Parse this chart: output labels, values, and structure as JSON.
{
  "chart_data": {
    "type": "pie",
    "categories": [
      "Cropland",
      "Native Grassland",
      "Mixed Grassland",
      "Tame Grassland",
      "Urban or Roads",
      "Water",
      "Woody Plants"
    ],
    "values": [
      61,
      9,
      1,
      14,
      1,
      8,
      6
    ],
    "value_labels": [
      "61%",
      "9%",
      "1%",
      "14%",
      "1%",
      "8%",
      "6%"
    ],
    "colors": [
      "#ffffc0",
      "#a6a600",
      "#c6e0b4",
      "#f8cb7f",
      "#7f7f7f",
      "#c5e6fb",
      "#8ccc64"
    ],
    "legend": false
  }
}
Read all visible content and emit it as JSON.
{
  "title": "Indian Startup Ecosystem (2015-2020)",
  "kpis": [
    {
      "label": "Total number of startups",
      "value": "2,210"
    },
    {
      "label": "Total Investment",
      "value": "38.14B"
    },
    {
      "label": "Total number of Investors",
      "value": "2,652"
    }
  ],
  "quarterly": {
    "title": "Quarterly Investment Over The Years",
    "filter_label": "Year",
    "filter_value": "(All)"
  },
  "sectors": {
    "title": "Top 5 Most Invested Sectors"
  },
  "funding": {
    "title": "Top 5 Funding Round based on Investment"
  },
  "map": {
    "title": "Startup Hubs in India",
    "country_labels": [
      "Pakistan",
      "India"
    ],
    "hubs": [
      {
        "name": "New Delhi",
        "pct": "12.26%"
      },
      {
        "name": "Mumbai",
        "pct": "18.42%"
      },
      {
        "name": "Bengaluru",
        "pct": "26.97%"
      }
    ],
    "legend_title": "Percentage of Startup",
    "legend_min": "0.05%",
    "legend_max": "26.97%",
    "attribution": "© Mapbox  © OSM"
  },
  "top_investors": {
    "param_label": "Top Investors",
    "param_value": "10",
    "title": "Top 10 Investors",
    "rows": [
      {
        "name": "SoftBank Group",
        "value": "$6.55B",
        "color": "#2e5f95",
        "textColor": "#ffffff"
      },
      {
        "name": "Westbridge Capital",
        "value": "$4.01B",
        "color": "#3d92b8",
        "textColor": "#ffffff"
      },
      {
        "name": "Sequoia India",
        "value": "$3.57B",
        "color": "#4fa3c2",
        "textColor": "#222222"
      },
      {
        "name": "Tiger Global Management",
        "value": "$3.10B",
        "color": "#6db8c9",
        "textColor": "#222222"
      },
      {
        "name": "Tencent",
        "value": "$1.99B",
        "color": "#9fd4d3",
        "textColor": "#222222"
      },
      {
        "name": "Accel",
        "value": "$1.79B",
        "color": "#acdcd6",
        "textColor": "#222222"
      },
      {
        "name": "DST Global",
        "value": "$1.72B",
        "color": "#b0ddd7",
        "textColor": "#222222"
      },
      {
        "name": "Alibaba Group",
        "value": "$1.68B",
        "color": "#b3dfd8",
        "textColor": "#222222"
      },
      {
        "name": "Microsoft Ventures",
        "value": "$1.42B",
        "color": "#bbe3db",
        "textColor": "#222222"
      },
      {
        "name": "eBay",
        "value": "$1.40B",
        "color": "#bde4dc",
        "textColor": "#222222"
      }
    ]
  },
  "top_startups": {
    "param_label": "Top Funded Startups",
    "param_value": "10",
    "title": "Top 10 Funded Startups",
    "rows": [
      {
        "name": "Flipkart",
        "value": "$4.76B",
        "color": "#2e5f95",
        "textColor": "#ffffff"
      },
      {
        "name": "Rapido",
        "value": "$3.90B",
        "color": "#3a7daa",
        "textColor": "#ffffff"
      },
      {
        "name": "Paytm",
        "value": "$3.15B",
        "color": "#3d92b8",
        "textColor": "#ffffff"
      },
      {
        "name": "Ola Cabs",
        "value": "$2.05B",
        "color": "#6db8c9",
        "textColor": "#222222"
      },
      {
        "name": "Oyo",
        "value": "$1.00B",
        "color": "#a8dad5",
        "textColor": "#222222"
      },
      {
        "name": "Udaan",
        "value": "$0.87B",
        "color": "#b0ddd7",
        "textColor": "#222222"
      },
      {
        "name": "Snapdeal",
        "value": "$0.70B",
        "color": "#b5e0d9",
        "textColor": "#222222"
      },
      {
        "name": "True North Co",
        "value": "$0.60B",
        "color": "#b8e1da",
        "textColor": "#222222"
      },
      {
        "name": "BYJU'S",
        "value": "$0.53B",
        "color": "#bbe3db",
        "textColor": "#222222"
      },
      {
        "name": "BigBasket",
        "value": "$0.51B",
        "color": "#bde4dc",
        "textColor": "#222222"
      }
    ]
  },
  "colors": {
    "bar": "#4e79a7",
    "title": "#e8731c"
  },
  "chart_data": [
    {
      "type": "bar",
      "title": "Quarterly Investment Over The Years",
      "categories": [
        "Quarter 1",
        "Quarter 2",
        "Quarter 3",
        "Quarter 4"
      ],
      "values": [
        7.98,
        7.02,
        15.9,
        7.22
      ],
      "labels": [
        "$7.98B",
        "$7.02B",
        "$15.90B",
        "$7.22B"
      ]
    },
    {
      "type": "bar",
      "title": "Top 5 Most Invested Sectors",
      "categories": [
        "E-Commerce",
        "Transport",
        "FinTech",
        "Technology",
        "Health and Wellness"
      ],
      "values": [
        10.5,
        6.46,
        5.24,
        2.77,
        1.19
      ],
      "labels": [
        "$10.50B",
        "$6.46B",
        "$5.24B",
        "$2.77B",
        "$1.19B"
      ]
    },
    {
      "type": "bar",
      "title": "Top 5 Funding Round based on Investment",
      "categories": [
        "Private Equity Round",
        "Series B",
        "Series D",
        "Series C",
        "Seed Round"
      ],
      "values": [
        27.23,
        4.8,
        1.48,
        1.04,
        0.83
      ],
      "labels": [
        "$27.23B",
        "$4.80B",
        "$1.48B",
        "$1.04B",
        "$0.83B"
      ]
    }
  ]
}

◆ ◆ ◆ ◆ ◆

**Challenge:** Say how many lines of the data hold the string "Grassland". Reply with the number alone.

**Answer to the task:** 3